**What is required:** Reproduce the listing below without changes, except that pictures are left out.

_ _ _ _

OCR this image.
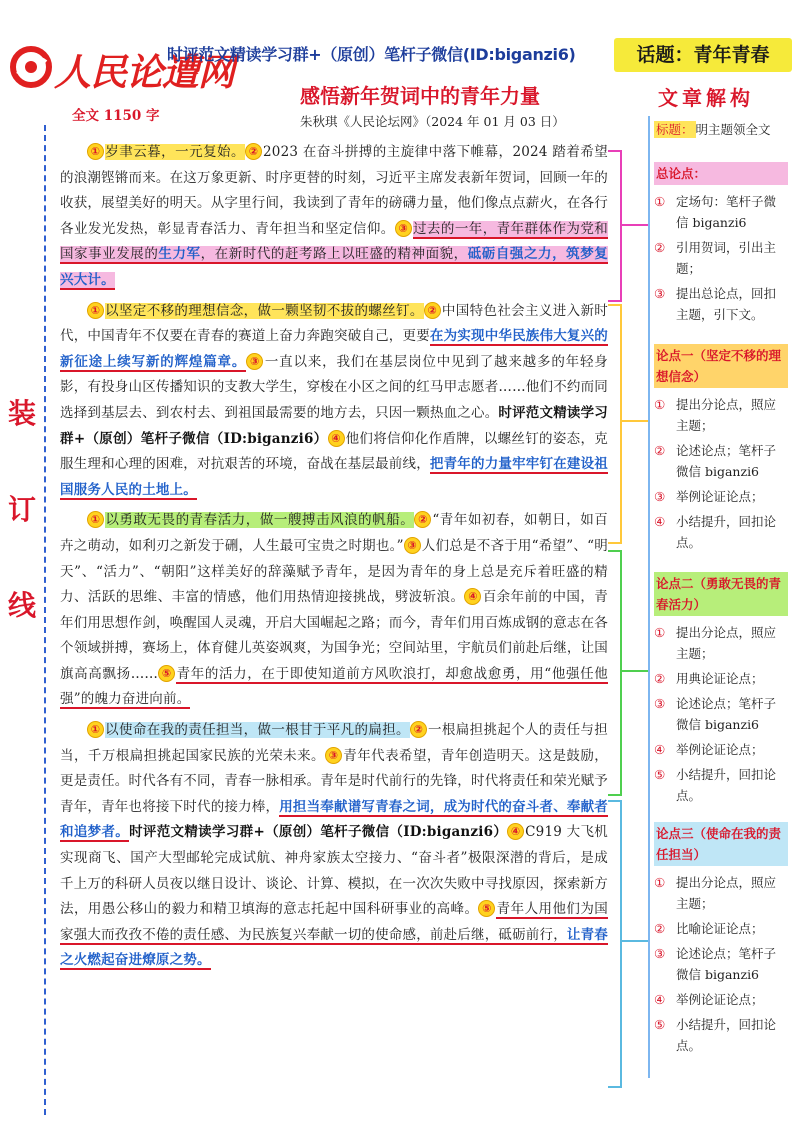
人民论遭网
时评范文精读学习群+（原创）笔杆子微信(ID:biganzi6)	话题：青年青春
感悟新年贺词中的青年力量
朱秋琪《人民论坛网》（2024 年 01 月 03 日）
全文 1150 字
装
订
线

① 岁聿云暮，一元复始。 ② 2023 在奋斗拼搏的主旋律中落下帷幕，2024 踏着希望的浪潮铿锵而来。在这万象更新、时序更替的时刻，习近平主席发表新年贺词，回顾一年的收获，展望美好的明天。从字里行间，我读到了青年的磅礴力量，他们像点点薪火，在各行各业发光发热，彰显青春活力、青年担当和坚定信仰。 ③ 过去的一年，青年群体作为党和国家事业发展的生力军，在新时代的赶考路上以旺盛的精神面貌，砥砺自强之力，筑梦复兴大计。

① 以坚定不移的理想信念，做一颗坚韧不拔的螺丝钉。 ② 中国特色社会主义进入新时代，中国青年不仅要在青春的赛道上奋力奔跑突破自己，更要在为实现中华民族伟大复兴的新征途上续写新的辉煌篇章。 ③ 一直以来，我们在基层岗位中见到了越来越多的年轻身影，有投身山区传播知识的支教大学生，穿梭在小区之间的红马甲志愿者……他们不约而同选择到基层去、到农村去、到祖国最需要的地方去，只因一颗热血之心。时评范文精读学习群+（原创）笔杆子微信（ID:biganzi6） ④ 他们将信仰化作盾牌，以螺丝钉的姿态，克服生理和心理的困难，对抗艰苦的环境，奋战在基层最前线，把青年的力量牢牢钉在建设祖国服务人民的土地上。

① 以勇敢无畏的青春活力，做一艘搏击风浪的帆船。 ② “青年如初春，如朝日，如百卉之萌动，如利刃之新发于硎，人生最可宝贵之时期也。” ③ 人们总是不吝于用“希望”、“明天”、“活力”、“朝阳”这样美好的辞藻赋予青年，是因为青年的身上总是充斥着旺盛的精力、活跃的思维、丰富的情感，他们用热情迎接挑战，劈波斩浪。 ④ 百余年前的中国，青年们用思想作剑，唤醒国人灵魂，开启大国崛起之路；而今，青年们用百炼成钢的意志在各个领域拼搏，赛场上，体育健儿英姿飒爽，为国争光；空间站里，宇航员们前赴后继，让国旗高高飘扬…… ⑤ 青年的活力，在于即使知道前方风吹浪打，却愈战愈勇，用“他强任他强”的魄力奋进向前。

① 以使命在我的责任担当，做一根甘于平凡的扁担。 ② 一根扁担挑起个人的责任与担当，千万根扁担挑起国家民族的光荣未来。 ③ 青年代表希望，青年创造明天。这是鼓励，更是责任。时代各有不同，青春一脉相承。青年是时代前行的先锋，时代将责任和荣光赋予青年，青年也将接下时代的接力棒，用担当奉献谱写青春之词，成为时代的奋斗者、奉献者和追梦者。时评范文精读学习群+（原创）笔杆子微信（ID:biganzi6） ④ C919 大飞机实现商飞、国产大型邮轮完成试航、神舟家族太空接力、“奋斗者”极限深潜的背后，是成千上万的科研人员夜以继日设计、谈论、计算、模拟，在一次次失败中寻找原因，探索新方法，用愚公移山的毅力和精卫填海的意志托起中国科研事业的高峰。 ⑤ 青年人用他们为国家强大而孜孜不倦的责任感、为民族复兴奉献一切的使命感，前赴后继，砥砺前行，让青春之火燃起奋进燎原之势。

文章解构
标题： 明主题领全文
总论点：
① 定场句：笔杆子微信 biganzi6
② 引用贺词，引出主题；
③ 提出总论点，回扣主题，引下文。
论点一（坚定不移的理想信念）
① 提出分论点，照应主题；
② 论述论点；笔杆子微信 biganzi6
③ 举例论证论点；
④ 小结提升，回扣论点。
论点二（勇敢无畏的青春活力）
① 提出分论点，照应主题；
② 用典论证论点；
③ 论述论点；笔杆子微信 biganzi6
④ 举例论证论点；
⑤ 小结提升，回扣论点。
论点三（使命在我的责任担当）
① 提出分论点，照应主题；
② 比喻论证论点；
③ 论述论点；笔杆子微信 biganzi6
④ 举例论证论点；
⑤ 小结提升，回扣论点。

_ _ _ _

**Response for this exercise:**
OCR this image.
人民论遭网
时评范文精读学习群+（原创）笔杆子微信(ID:biganzi6)	话题：青年青春
感悟新年贺词中的青年力量
朱秋琪《人民论坛网》（2024 年 01 月 03 日）
全文 1150 字
装
订
线

① 岁聿云暮，一元复始。 ② 2023 在奋斗拼搏的主旋律中落下帷幕，2024 踏着希望的浪潮铿锵而来。在这万象更新、时序更替的时刻，习近平主席发表新年贺词，回顾一年的收获，展望美好的明天。从字里行间，我读到了青年的磅礴力量，他们像点点薪火，在各行各业发光发热，彰显青春活力、青年担当和坚定信仰。 ③ 过去的一年，青年群体作为党和国家事业发展的生力军，在新时代的赶考路上以旺盛的精神面貌，砥砺自强之力，筑梦复兴大计。

① 以坚定不移的理想信念，做一颗坚韧不拔的螺丝钉。 ② 中国特色社会主义进入新时代，中国青年不仅要在青春的赛道上奋力奔跑突破自己，更要在为实现中华民族伟大复兴的新征途上续写新的辉煌篇章。 ③ 一直以来，我们在基层岗位中见到了越来越多的年轻身影，有投身山区传播知识的支教大学生，穿梭在小区之间的红马甲志愿者……他们不约而同选择到基层去、到农村去、到祖国最需要的地方去，只因一颗热血之心。时评范文精读学习群+（原创）笔杆子微信（ID:biganzi6） ④ 他们将信仰化作盾牌，以螺丝钉的姿态，克服生理和心理的困难，对抗艰苦的环境，奋战在基层最前线，把青年的力量牢牢钉在建设祖国服务人民的土地上。

① 以勇敢无畏的青春活力，做一艘搏击风浪的帆船。 ② “青年如初春，如朝日，如百卉之萌动，如利刃之新发于硎，人生最可宝贵之时期也。” ③ 人们总是不吝于用“希望”、“明天”、“活力”、“朝阳”这样美好的辞藻赋予青年，是因为青年的身上总是充斥着旺盛的精力、活跃的思维、丰富的情感，他们用热情迎接挑战，劈波斩浪。 ④ 百余年前的中国，青年们用思想作剑，唤醒国人灵魂，开启大国崛起之路；而今，青年们用百炼成钢的意志在各个领域拼搏，赛场上，体育健儿英姿飒爽，为国争光；空间站里，宇航员们前赴后继，让国旗高高飘扬…… ⑤ 青年的活力，在于即使知道前方风吹浪打，却愈战愈勇，用“他强任他强”的魄力奋进向前。

① 以使命在我的责任担当，做一根甘于平凡的扁担。 ② 一根扁担挑起个人的责任与担当，千万根扁担挑起国家民族的光荣未来。 ③ 青年代表希望，青年创造明天。这是鼓励，更是责任。时代各有不同，青春一脉相承。青年是时代前行的先锋，时代将责任和荣光赋予青年，青年也将接下时代的接力棒，用担当奉献谱写青春之词，成为时代的奋斗者、奉献者和追梦者。时评范文精读学习群+（原创）笔杆子微信（ID:biganzi6） ④ C919 大飞机实现商飞、国产大型邮轮完成试航、神舟家族太空接力、“奋斗者”极限深潜的背后，是成千上万的科研人员夜以继日设计、谈论、计算、模拟，在一次次失败中寻找原因，探索新方法，用愚公移山的毅力和精卫填海的意志托起中国科研事业的高峰。 ⑤ 青年人用他们为国家强大而孜孜不倦的责任感、为民族复兴奉献一切的使命感，前赴后继，砥砺前行，让青春之火燃起奋进燎原之势。

文章解构
标题： 明主题领全文
总论点：
① 定场句：笔杆子微信 biganzi6
② 引用贺词，引出主题；
③ 提出总论点，回扣主题，引下文。
论点一（坚定不移的理想信念）
① 提出分论点，照应主题；
② 论述论点；笔杆子微信 biganzi6
③ 举例论证论点；
④ 小结提升，回扣论点。
论点二（勇敢无畏的青春活力）
① 提出分论点，照应主题；
② 用典论证论点；
③ 论述论点；笔杆子微信 biganzi6
④ 举例论证论点；
⑤ 小结提升，回扣论点。
论点三（使命在我的责任担当）
① 提出分论点，照应主题；
② 比喻论证论点；
③ 论述论点；笔杆子微信 biganzi6
④ 举例论证论点；
⑤ 小结提升，回扣论点。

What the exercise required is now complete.